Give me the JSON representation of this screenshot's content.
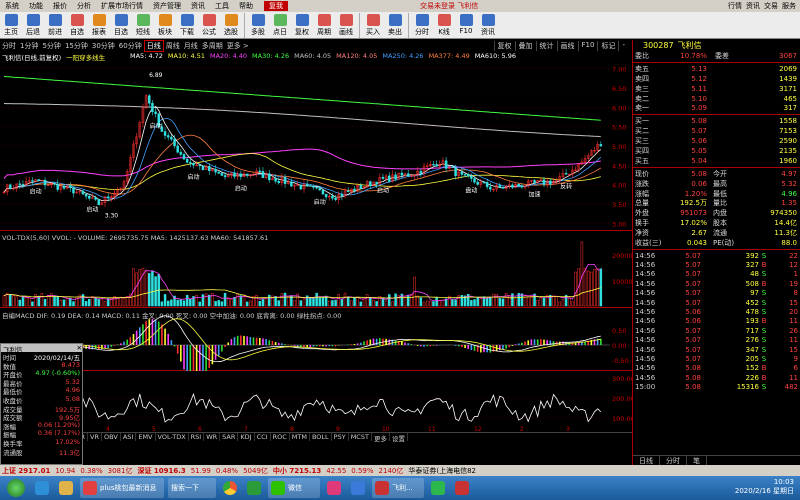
{
  "menubar": {
    "items": [
      "系统",
      "功能",
      "报价",
      "分析",
      "扩展市场行情",
      "资产管理",
      "资讯",
      "工具",
      "帮助"
    ],
    "mode": "复我",
    "title": "交易未登录  飞利信",
    "right_tabs": [
      "行情",
      "资讯",
      "交易",
      "服务"
    ]
  },
  "toolbar": {
    "buttons": [
      {
        "label": "主页",
        "icon": "home-icon",
        "color": "#3a6fc4"
      },
      {
        "label": "后退",
        "icon": "back-icon",
        "color": "#3a6fc4"
      },
      {
        "label": "前进",
        "icon": "forward-icon",
        "color": "#3a6fc4"
      },
      {
        "label": "自选",
        "icon": "star-icon",
        "color": "#d9534f"
      },
      {
        "label": "报表",
        "icon": "report-icon",
        "color": "#e08a1e"
      },
      {
        "label": "目选",
        "icon": "select-icon",
        "color": "#3a6fc4"
      },
      {
        "label": "短线",
        "icon": "short-icon",
        "color": "#5cb85c"
      },
      {
        "label": "板块",
        "icon": "sector-icon",
        "color": "#e08a1e"
      },
      {
        "label": "下载",
        "icon": "download-icon",
        "color": "#3a6fc4"
      },
      {
        "label": "公式",
        "icon": "formula-icon",
        "color": "#d9534f"
      },
      {
        "label": "选股",
        "icon": "screen-icon",
        "color": "#e08a1e"
      },
      {
        "label": "多股",
        "icon": "multi-icon",
        "color": "#3a6fc4"
      },
      {
        "label": "点日",
        "icon": "day-icon",
        "color": "#5cb85c"
      },
      {
        "label": "复权",
        "icon": "adjust-icon",
        "color": "#3a6fc4"
      },
      {
        "label": "周期",
        "icon": "period-icon",
        "color": "#d9534f"
      },
      {
        "label": "画线",
        "icon": "draw-icon",
        "color": "#d9534f"
      },
      {
        "label": "买入",
        "icon": "buy-icon",
        "color": "#d9534f"
      },
      {
        "label": "卖出",
        "icon": "sell-icon",
        "color": "#3a6fc4"
      },
      {
        "label": "分时",
        "icon": "intraday-icon",
        "color": "#3a6fc4"
      },
      {
        "label": "K线",
        "icon": "kline-icon",
        "color": "#d9534f"
      },
      {
        "label": "F10",
        "icon": "f10-icon",
        "color": "#3a6fc4"
      },
      {
        "label": "资讯",
        "icon": "news-icon",
        "color": "#3a6fc4"
      }
    ]
  },
  "periods": {
    "items": [
      "分时",
      "1分钟",
      "5分钟",
      "15分钟",
      "30分钟",
      "60分钟",
      "日线",
      "周线",
      "月线",
      "多周期",
      "更多 >"
    ],
    "active": "日线",
    "right": [
      "复权",
      "叠加",
      "统计",
      "画线",
      "F10",
      "标记",
      "- "
    ]
  },
  "main_chart": {
    "title": "飞利信(日线,前复权)",
    "sub_indicator": "一阳穿多线生",
    "ma_legend": [
      "MA5: 4.72",
      "MA10: 4.51",
      "MA20: 4.40",
      "MA30: 4.26",
      "MA60: 4.05",
      "MA120: 4.05",
      "MA250: 4.26",
      "MA377: 4.49",
      "MA610: 5.96"
    ],
    "price_axis": [
      "7.00",
      "6.50",
      "6.00",
      "5.50",
      "5.00",
      "4.50",
      "4.00",
      "3.50",
      "3.00"
    ],
    "labels": {
      "high": "6.89",
      "low": "3.30",
      "qidong": "启动",
      "fanjue": "反转",
      "jiasu": "加速",
      "pandong": "盘动"
    }
  },
  "volume_chart": {
    "legend": "VOL-TDX(5,60)  VVOL: -  VOLUME: 2695735.75  MA5: 1425137.63  MA60: 541857.61",
    "axis": [
      "20000",
      "10000"
    ],
    "unit": "×10000"
  },
  "macd_chart": {
    "legend": "自编MACD  DIF: 0.19  DEA: 0.14  MACD: 0.11  金叉: 0.00  死叉: 0.00  空中加油: 0.00  底背离: 0.00  绿柱拐点: 0.00",
    "axis": [
      "0.50",
      "0.00",
      "-0.50"
    ]
  },
  "osc_chart": {
    "axis": [
      "300.00",
      "200.00",
      "100.00"
    ]
  },
  "indicator_tabs": [
    "MA",
    "FSL",
    "TRIX",
    "BRAR",
    "CR",
    "VR",
    "OBV",
    "ASI",
    "EMV",
    "VOL-TDX",
    "RSI",
    "WR",
    "SAR",
    "KDJ",
    "CCI",
    "ROC",
    "MTM",
    "BOLL",
    "PSY",
    "MCST",
    "更多",
    "设置"
  ],
  "date_axis": [
    "3",
    "4",
    "5",
    "6",
    "7",
    "8",
    "9",
    "10",
    "11",
    "12",
    "2",
    "3"
  ],
  "info_panel": {
    "title": "飞利信",
    "rows": [
      [
        "时间",
        "2020/02/14/五"
      ],
      [
        "数值",
        "8.473"
      ],
      [
        "开盘价",
        "4.97 (-0.60%)"
      ],
      [
        "最高价",
        "5.32"
      ],
      [
        "最低价",
        "4.96"
      ],
      [
        "收盘价",
        "5.08"
      ],
      [
        "成交量",
        "192.5万"
      ],
      [
        "成交额",
        "9.95亿"
      ],
      [
        "涨幅",
        "0.06 (1.20%)"
      ],
      [
        "振幅",
        "0.36 (7.17%)"
      ],
      [
        "换手率",
        "17.02%"
      ],
      [
        "流通股",
        "11.3亿"
      ]
    ]
  },
  "quote": {
    "code": "300287",
    "name": "飞利信",
    "weibi": [
      "委比",
      "10.78%",
      "委差",
      "3067"
    ],
    "asks": [
      [
        "卖五",
        "5.13",
        "2069"
      ],
      [
        "卖四",
        "5.12",
        "1439"
      ],
      [
        "卖三",
        "5.11",
        "3171"
      ],
      [
        "卖二",
        "5.10",
        "465"
      ],
      [
        "卖一",
        "5.09",
        "317"
      ]
    ],
    "bids": [
      [
        "买一",
        "5.08",
        "1558"
      ],
      [
        "买二",
        "5.07",
        "7153"
      ],
      [
        "买三",
        "5.06",
        "2590"
      ],
      [
        "买四",
        "5.05",
        "2135"
      ],
      [
        "买五",
        "5.04",
        "1960"
      ]
    ],
    "stats": [
      [
        "现价",
        "5.08",
        "今开",
        "4.97"
      ],
      [
        "涨跌",
        "0.06",
        "最高",
        "5.32"
      ],
      [
        "涨幅",
        "1.20%",
        "最低",
        "4.96"
      ],
      [
        "总量",
        "192.5万",
        "量比",
        "1.35"
      ],
      [
        "外盘",
        "951073",
        "内盘",
        "974350"
      ],
      [
        "换手",
        "17.02%",
        "股本",
        "14.4亿"
      ],
      [
        "净资",
        "2.67",
        "流通",
        "11.3亿"
      ],
      [
        "收益(三)",
        "0.043",
        "PE(动)",
        "88.0"
      ]
    ],
    "ticks": [
      [
        "14:56",
        "5.07",
        "392",
        "S",
        "22"
      ],
      [
        "14:56",
        "5.07",
        "327",
        "B",
        "12"
      ],
      [
        "14:56",
        "5.07",
        "48",
        "S",
        "1"
      ],
      [
        "14:56",
        "5.07",
        "508",
        "B",
        "19"
      ],
      [
        "14:56",
        "5.07",
        "97",
        "S",
        "8"
      ],
      [
        "14:56",
        "5.07",
        "452",
        "S",
        "15"
      ],
      [
        "14:56",
        "5.06",
        "478",
        "S",
        "20"
      ],
      [
        "14:56",
        "5.06",
        "193",
        "B",
        "11"
      ],
      [
        "14:56",
        "5.07",
        "717",
        "S",
        "26"
      ],
      [
        "14:56",
        "5.07",
        "276",
        "S",
        "11"
      ],
      [
        "14:56",
        "5.07",
        "347",
        "S",
        "15"
      ],
      [
        "14:56",
        "5.07",
        "205",
        "S",
        "9"
      ],
      [
        "14:56",
        "5.08",
        "152",
        "B",
        "6"
      ],
      [
        "14:56",
        "5.08",
        "226",
        "B",
        "11"
      ],
      [
        "15:00",
        "5.08",
        "15316",
        "S",
        "482"
      ]
    ],
    "side_tabs": [
      "日线",
      "分时",
      "笔"
    ]
  },
  "statusbar": {
    "items": [
      "上证 2917.01",
      "10.94",
      "0.38%",
      "3081亿",
      "深证 10916.3",
      "51.99",
      "0.48%",
      "5049亿",
      "中小 7215.13",
      "42.55",
      "0.59%",
      "2140亿",
      "华泰证券(上海电信82"
    ]
  },
  "taskbar": {
    "items": [
      "plus桃包最新消息",
      "搜索一下",
      "微信",
      "飞利...",
      "同花顺"
    ],
    "clock": "10:03",
    "date": "2020/2/16 星期日"
  }
}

******

→ DIRECTIONS: Counting only lines of the data above that hold "title", report the total and nothing else.

→ COMPLETE OUTPUT: 3